(Structured figure records)

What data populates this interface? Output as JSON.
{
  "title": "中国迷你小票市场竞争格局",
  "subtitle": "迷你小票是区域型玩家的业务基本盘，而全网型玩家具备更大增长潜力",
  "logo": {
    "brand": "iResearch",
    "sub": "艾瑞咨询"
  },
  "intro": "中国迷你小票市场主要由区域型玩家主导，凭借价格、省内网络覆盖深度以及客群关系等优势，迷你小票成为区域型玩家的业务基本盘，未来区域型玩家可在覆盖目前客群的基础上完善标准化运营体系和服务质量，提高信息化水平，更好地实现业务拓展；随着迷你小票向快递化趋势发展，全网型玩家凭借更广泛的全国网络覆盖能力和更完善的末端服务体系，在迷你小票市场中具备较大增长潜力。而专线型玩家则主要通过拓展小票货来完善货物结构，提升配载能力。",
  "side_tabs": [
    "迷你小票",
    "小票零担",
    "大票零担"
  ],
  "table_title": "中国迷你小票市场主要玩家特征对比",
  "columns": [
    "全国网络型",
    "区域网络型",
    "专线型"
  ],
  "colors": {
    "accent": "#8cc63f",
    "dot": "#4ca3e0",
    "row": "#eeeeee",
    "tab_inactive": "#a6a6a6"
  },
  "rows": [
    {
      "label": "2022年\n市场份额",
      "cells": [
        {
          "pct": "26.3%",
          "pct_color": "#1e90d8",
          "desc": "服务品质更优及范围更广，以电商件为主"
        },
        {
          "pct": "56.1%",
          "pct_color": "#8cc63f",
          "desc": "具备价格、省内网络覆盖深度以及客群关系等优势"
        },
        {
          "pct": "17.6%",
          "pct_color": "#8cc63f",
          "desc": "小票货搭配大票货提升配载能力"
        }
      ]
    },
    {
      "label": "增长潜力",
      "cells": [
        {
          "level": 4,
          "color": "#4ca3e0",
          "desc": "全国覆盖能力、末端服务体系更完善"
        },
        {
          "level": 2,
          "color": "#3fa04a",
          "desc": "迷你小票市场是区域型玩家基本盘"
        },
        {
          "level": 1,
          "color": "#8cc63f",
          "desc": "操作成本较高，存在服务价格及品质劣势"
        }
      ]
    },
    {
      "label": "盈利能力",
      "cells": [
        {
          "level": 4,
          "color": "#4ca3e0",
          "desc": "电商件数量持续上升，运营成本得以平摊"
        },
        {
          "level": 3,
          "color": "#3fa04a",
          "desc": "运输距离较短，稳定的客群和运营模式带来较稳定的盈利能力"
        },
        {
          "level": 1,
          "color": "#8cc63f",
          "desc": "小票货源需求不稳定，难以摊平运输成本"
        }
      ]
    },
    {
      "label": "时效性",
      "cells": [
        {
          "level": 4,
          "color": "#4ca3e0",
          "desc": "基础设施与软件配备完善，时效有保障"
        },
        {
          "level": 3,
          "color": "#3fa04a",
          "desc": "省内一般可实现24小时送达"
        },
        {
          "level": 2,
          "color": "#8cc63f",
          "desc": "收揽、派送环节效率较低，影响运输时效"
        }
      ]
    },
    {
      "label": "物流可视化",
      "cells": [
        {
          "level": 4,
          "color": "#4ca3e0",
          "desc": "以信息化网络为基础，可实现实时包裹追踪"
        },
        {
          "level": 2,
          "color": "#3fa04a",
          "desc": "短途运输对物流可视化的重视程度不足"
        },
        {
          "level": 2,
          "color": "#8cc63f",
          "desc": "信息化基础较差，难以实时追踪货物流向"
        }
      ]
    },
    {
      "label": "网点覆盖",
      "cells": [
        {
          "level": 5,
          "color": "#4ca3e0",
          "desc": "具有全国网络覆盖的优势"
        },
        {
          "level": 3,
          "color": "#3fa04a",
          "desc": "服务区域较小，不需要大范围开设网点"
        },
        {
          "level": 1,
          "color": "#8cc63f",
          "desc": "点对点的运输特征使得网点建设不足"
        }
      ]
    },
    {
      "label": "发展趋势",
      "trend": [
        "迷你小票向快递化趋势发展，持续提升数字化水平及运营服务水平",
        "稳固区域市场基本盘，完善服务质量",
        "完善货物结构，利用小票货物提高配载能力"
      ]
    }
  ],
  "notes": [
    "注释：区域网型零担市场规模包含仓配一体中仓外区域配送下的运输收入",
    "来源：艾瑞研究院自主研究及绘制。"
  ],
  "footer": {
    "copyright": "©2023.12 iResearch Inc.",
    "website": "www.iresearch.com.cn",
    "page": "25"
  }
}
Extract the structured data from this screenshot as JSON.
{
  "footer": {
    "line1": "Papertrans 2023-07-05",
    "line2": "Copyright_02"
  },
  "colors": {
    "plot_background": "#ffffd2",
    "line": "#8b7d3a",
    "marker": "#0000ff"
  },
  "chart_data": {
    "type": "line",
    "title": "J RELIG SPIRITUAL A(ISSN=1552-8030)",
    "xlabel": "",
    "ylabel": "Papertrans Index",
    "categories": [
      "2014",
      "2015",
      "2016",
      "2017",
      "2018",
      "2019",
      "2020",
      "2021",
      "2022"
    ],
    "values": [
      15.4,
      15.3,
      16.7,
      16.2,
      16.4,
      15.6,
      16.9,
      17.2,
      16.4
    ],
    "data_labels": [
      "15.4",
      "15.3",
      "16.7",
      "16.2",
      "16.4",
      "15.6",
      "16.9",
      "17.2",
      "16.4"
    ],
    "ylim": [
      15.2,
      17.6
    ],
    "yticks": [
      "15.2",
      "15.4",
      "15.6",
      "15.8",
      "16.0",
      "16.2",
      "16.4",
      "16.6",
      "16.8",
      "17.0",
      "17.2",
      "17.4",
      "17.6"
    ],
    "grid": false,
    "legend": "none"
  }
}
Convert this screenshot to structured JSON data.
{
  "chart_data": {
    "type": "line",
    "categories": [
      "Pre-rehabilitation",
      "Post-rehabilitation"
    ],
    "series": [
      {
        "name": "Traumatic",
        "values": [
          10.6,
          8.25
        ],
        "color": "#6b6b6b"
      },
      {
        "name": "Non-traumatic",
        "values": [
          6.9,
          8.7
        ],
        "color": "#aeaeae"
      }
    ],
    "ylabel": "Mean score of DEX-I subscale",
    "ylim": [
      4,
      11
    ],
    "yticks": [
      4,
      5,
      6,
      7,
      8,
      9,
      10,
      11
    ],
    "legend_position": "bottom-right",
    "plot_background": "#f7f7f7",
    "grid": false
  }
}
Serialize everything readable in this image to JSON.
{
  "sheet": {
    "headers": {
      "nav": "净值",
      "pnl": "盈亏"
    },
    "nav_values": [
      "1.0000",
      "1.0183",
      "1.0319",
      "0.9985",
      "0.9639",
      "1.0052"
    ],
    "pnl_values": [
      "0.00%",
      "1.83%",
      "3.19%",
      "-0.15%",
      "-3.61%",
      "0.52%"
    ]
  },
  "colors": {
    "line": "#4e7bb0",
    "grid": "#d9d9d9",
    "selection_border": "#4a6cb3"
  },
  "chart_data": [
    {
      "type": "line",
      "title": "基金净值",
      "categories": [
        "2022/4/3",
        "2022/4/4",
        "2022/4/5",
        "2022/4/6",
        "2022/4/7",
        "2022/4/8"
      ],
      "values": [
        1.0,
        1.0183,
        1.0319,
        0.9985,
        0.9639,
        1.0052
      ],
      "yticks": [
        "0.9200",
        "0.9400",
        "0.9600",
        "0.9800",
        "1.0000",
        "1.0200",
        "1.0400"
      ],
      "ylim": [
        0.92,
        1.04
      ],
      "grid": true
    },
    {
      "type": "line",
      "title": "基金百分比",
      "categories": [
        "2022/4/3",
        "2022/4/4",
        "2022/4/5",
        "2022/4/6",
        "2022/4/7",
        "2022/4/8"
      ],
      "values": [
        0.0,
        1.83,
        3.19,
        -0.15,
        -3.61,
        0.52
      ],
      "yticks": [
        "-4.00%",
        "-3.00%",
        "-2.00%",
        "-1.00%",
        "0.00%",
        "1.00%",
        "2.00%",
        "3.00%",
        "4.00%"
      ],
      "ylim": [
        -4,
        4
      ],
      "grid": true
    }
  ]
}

§ What is required: Copy out every line of the listing that includes the string "grid".

§ Correct response:
    "grid": false,
    "grid": false
    "grid": "#d9d9d9",
      "grid": true
      "grid": true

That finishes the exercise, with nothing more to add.